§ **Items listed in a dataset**
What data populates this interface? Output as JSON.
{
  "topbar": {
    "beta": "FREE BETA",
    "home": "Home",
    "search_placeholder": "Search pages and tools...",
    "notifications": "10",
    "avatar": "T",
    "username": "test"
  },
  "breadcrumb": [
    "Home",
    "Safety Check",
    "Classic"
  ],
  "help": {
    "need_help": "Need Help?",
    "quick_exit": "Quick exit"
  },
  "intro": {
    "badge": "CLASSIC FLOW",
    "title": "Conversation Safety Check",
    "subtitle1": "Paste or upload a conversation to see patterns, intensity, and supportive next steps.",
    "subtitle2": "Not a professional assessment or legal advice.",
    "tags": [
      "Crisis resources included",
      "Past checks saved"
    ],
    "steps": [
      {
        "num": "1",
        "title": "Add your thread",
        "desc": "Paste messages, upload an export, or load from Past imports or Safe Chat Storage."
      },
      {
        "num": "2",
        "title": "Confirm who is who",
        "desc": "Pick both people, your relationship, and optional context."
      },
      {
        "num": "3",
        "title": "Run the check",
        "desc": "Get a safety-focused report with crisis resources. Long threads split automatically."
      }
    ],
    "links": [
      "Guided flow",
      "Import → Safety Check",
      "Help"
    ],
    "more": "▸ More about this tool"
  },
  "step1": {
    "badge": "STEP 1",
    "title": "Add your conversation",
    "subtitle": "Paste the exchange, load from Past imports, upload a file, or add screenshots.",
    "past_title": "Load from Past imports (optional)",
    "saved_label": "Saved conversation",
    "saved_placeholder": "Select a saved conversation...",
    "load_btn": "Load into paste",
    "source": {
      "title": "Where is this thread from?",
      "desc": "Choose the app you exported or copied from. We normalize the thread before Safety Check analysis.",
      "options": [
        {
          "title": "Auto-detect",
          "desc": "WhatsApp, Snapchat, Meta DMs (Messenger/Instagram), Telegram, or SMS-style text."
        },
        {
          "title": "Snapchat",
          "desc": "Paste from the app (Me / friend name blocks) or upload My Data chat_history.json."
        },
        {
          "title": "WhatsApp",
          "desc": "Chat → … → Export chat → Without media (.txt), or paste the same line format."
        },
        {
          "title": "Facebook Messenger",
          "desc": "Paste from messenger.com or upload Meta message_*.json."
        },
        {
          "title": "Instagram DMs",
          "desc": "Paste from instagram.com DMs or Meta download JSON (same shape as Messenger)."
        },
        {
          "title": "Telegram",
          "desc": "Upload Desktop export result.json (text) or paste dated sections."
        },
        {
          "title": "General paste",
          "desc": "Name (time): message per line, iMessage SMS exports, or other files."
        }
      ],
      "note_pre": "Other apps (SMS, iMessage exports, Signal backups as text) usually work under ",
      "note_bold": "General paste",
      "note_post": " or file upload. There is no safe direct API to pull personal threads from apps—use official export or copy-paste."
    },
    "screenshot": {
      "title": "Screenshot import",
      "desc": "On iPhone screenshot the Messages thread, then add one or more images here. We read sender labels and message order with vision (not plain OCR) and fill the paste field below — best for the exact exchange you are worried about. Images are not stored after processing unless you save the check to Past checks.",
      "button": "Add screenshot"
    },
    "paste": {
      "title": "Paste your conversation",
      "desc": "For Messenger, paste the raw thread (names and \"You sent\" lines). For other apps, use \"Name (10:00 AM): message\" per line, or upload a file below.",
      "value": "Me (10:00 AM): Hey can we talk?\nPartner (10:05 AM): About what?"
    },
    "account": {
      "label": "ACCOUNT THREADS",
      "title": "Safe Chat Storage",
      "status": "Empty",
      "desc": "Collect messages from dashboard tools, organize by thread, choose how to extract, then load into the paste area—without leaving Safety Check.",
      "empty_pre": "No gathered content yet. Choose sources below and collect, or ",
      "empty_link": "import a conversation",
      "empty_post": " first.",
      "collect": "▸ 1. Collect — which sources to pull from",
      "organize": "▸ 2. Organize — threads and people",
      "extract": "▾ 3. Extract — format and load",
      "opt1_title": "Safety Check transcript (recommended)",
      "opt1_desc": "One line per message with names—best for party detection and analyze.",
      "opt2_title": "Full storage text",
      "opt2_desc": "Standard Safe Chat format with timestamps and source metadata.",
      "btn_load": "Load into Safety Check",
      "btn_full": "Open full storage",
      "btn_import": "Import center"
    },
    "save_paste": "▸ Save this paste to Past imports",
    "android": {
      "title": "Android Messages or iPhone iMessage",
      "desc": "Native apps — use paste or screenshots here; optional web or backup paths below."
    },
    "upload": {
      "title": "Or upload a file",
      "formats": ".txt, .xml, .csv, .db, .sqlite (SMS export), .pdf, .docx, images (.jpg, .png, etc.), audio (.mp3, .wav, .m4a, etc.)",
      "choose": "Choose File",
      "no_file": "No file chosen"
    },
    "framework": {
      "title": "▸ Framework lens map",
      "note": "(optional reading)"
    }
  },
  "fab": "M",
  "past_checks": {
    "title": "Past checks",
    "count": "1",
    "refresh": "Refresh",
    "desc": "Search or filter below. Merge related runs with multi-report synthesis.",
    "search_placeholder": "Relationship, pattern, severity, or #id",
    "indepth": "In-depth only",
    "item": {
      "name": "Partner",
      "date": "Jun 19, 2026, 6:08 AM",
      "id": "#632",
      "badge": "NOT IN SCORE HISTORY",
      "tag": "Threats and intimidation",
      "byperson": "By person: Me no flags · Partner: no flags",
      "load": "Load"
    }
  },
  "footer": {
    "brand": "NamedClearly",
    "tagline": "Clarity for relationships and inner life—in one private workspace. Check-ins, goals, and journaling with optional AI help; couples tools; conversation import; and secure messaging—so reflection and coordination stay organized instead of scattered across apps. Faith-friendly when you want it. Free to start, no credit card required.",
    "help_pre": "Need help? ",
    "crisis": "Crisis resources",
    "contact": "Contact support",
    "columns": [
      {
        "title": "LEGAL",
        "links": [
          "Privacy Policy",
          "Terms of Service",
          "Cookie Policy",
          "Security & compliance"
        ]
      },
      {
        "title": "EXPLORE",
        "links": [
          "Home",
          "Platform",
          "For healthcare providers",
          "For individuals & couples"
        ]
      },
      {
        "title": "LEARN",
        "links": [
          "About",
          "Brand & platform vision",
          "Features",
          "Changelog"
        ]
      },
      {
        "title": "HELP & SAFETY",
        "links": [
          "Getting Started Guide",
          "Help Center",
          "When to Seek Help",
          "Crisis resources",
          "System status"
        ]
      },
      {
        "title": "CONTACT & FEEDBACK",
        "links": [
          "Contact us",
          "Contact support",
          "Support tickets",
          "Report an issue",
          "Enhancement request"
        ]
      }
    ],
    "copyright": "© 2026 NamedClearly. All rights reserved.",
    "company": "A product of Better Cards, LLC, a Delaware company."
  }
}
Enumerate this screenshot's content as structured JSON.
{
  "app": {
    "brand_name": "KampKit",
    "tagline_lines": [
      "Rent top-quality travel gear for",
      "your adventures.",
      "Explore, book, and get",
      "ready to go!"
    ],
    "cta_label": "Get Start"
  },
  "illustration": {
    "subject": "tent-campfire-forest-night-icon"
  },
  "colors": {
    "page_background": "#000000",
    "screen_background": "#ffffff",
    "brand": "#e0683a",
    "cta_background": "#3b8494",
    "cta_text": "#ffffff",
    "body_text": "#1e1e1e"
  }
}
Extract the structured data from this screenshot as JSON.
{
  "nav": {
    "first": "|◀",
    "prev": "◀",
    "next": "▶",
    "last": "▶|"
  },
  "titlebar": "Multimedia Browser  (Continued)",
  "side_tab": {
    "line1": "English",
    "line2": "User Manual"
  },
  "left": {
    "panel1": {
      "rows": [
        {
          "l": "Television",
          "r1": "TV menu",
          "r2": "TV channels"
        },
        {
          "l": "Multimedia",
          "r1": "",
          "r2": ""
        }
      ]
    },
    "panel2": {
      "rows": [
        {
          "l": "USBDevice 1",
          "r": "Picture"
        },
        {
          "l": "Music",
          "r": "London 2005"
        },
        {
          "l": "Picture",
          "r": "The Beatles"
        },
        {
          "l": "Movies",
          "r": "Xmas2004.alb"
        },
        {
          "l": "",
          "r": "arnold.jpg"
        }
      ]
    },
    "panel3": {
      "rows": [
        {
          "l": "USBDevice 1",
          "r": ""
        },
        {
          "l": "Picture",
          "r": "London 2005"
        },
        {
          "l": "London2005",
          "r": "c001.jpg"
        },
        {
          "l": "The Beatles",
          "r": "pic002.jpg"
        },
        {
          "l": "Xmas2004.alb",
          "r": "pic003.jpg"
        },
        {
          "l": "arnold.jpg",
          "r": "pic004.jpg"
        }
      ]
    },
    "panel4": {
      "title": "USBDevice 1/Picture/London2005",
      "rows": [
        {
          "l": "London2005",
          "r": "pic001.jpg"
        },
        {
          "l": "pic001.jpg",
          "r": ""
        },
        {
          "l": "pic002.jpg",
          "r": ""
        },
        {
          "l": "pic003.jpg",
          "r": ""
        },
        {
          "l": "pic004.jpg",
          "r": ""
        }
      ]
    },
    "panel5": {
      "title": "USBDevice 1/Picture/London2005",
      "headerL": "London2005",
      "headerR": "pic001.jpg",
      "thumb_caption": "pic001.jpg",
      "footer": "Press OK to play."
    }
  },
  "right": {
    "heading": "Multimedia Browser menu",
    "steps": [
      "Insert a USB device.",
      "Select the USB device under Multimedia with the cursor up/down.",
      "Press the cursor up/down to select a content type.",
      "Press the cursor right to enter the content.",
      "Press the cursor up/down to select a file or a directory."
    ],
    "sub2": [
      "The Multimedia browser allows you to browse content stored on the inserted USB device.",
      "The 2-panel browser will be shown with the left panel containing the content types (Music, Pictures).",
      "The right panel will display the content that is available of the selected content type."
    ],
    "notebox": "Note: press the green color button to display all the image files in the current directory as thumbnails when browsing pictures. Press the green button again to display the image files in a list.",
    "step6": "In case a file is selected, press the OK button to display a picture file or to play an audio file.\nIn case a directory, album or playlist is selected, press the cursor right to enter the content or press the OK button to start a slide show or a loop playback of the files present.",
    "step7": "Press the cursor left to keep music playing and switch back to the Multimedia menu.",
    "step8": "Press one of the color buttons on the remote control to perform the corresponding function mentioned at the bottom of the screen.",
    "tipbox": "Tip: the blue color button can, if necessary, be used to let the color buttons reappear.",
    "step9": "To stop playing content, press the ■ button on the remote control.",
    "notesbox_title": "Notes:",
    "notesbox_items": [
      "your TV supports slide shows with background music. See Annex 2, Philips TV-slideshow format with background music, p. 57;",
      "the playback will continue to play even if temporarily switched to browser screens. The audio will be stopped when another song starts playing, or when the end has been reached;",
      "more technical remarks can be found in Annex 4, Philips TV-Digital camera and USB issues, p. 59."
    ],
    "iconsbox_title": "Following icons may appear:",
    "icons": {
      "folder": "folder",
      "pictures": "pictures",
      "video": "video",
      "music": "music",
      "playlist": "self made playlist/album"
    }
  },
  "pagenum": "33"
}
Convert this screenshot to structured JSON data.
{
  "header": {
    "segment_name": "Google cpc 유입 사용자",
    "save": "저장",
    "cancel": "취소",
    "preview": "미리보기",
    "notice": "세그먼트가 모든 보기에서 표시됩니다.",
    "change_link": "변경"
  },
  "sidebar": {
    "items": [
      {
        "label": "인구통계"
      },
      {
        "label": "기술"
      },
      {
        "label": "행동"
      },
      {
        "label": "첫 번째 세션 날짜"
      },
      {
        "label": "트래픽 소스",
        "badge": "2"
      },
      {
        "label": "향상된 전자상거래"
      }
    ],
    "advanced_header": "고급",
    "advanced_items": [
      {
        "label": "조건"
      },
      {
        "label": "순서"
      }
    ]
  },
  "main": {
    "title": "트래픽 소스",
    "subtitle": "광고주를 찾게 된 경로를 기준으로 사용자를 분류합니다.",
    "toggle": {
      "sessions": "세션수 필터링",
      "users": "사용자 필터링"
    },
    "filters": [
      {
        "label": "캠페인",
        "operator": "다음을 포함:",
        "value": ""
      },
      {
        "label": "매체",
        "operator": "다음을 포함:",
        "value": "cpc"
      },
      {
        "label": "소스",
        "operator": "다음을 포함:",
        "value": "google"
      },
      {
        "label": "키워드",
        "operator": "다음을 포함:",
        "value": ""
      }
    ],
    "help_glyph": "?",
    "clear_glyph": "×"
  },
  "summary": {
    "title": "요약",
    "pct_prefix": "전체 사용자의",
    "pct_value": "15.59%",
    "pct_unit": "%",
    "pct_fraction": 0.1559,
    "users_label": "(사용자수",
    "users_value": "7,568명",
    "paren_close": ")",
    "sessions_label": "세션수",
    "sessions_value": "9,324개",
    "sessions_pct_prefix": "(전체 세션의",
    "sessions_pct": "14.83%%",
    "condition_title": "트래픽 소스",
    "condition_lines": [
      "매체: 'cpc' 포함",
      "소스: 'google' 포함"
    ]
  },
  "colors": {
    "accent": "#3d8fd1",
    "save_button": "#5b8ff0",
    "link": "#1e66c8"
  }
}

§ **Problem statement**
Across the data, tally the lines containing "left" and give back the number alone.

§ **Result**
3